** START **

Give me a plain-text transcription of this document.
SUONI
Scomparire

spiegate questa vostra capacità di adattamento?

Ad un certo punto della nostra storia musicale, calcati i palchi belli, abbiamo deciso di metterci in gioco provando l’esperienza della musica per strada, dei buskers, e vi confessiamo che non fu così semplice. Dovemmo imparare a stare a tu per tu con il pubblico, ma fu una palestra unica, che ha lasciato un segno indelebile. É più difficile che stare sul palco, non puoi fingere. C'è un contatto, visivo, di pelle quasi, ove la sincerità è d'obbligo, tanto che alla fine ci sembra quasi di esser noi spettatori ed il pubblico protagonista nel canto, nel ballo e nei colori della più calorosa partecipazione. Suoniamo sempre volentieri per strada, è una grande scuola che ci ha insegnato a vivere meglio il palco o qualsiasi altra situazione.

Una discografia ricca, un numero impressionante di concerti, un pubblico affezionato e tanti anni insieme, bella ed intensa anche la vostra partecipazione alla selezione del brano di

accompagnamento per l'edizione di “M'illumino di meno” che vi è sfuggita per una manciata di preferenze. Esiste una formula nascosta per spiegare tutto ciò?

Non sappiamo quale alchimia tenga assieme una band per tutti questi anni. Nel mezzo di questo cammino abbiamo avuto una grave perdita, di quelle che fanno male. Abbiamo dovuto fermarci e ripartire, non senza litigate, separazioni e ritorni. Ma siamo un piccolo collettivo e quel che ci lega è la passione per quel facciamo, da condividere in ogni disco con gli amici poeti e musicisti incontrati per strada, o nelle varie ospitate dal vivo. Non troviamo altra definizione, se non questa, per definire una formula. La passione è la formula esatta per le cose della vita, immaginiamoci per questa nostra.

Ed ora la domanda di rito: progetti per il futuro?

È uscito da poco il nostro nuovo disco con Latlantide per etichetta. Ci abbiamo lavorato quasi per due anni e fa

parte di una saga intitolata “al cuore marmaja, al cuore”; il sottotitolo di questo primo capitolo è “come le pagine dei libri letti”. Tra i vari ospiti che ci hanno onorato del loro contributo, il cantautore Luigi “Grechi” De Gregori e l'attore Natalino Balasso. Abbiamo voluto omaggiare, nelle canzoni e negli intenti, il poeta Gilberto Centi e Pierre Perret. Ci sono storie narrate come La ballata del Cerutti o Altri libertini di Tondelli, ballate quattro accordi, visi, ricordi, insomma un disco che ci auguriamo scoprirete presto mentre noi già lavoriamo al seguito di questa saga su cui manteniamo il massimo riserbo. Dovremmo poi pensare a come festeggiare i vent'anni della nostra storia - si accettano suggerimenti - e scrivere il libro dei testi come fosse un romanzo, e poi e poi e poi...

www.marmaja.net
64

** END **

■ **EXERCISE DIRECTIONS**
Repeat the material in full, exactly as it stands.

■ **TASK RESULT**
Give me a plain-text transcription of this document.
SUONI
Scomparire

spiegate questa vostra capacità di adattamento?

Ad un certo punto della nostra storia musicale, calcati i palchi belli, abbiamo deciso di metterci in gioco provando l’esperienza della musica per strada, dei buskers, e vi confessiamo che non fu così semplice. Dovemmo imparare a stare a tu per tu con il pubblico, ma fu una palestra unica, che ha lasciato un segno indelebile. É più difficile che stare sul palco, non puoi fingere. C'è un contatto, visivo, di pelle quasi, ove la sincerità è d'obbligo, tanto che alla fine ci sembra quasi di esser noi spettatori ed il pubblico protagonista nel canto, nel ballo e nei colori della più calorosa partecipazione. Suoniamo sempre volentieri per strada, è una grande scuola che ci ha insegnato a vivere meglio il palco o qualsiasi altra situazione.

Una discografia ricca, un numero impressionante di concerti, un pubblico affezionato e tanti anni insieme, bella ed intensa anche la vostra partecipazione alla selezione del brano di

accompagnamento per l'edizione di “M'illumino di meno” che vi è sfuggita per una manciata di preferenze. Esiste una formula nascosta per spiegare tutto ciò?

Non sappiamo quale alchimia tenga assieme una band per tutti questi anni. Nel mezzo di questo cammino abbiamo avuto una grave perdita, di quelle che fanno male. Abbiamo dovuto fermarci e ripartire, non senza litigate, separazioni e ritorni. Ma siamo un piccolo collettivo e quel che ci lega è la passione per quel facciamo, da condividere in ogni disco con gli amici poeti e musicisti incontrati per strada, o nelle varie ospitate dal vivo. Non troviamo altra definizione, se non questa, per definire una formula. La passione è la formula esatta per le cose della vita, immaginiamoci per questa nostra.

Ed ora la domanda di rito: progetti per il futuro?

È uscito da poco il nostro nuovo disco con Latlantide per etichetta. Ci abbiamo lavorato quasi per due anni e fa

parte di una saga intitolata “al cuore marmaja, al cuore”; il sottotitolo di questo primo capitolo è “come le pagine dei libri letti”. Tra i vari ospiti che ci hanno onorato del loro contributo, il cantautore Luigi “Grechi” De Gregori e l'attore Natalino Balasso. Abbiamo voluto omaggiare, nelle canzoni e negli intenti, il poeta Gilberto Centi e Pierre Perret. Ci sono storie narrate come La ballata del Cerutti o Altri libertini di Tondelli, ballate quattro accordi, visi, ricordi, insomma un disco che ci auguriamo scoprirete presto mentre noi già lavoriamo al seguito di questa saga su cui manteniamo il massimo riserbo. Dovremmo poi pensare a come festeggiare i vent'anni della nostra storia - si accettano suggerimenti - e scrivere il libro dei testi come fosse un romanzo, e poi e poi e poi...

www.marmaja.net
64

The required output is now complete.